§ **Task description**
Find how many lines hold the word "image" and give that number only.

** BEGIN **

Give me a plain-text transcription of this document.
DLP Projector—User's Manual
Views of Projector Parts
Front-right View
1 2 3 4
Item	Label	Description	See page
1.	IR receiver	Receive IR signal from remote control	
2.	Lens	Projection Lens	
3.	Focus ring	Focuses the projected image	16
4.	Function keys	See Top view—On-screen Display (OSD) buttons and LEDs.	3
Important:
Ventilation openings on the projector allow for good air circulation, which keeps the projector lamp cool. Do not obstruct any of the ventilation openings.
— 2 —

** END **
** BEGIN **

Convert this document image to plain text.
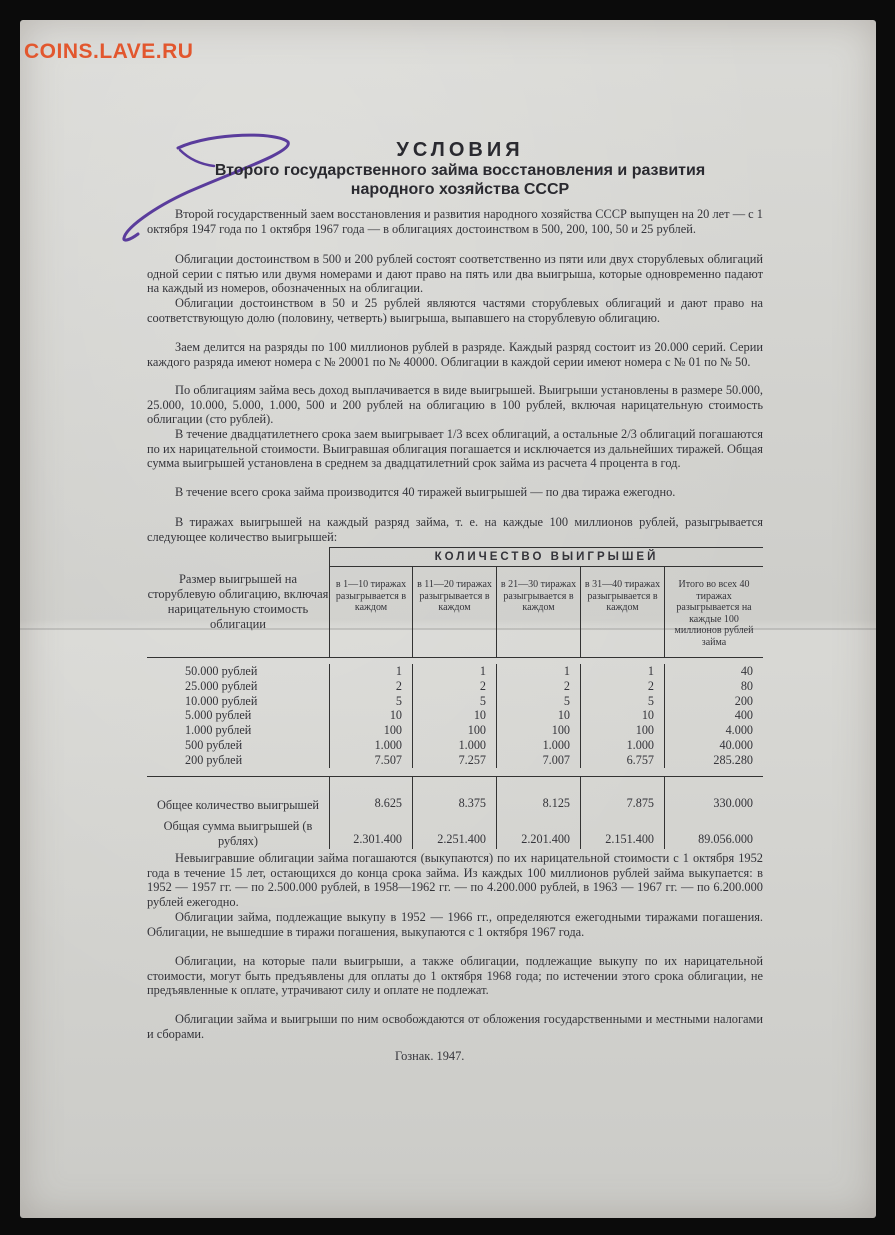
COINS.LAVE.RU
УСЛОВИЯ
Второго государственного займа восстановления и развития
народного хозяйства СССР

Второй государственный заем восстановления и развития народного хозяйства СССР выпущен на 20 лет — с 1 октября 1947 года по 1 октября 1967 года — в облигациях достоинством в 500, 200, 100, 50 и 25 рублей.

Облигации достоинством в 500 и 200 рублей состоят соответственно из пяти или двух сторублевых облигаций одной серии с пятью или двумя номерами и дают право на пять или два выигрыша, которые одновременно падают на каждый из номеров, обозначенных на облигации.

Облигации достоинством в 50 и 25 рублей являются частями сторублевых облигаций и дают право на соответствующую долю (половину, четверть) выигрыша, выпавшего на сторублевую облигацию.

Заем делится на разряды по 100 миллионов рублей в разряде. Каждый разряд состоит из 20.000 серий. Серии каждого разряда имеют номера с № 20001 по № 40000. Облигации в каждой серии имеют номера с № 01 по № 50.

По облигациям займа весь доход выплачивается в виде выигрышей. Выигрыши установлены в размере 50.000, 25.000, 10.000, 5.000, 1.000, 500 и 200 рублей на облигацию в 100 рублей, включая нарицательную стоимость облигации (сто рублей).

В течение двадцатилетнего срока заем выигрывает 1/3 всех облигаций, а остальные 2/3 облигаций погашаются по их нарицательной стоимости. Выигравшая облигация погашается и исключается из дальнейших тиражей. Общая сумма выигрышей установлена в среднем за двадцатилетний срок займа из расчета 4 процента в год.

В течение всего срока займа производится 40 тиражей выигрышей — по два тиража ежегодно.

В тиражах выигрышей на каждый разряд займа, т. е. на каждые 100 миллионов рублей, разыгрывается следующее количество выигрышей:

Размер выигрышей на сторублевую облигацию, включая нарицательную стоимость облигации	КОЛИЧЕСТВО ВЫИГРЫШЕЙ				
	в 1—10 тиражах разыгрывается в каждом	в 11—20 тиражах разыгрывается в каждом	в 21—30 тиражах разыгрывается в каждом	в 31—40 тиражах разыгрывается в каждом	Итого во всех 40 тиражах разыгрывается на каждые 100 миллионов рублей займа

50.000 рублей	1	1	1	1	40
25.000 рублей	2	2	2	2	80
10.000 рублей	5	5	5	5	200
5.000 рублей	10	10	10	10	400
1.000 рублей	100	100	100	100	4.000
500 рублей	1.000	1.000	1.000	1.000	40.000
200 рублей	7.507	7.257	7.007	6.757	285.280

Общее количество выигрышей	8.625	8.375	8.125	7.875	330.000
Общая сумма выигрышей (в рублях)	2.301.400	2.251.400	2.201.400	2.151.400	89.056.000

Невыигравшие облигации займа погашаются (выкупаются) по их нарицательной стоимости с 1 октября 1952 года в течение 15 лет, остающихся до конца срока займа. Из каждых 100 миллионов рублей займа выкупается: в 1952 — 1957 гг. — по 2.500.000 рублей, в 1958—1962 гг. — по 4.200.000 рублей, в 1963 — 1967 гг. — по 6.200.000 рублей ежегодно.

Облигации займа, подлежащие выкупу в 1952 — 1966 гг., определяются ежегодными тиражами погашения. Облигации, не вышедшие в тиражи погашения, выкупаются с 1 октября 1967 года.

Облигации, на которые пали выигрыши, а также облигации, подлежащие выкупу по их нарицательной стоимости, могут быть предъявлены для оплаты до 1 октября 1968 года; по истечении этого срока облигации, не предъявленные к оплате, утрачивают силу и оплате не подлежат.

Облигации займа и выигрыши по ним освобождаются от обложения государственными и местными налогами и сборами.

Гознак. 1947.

** END **

§ **Completed exercise**
2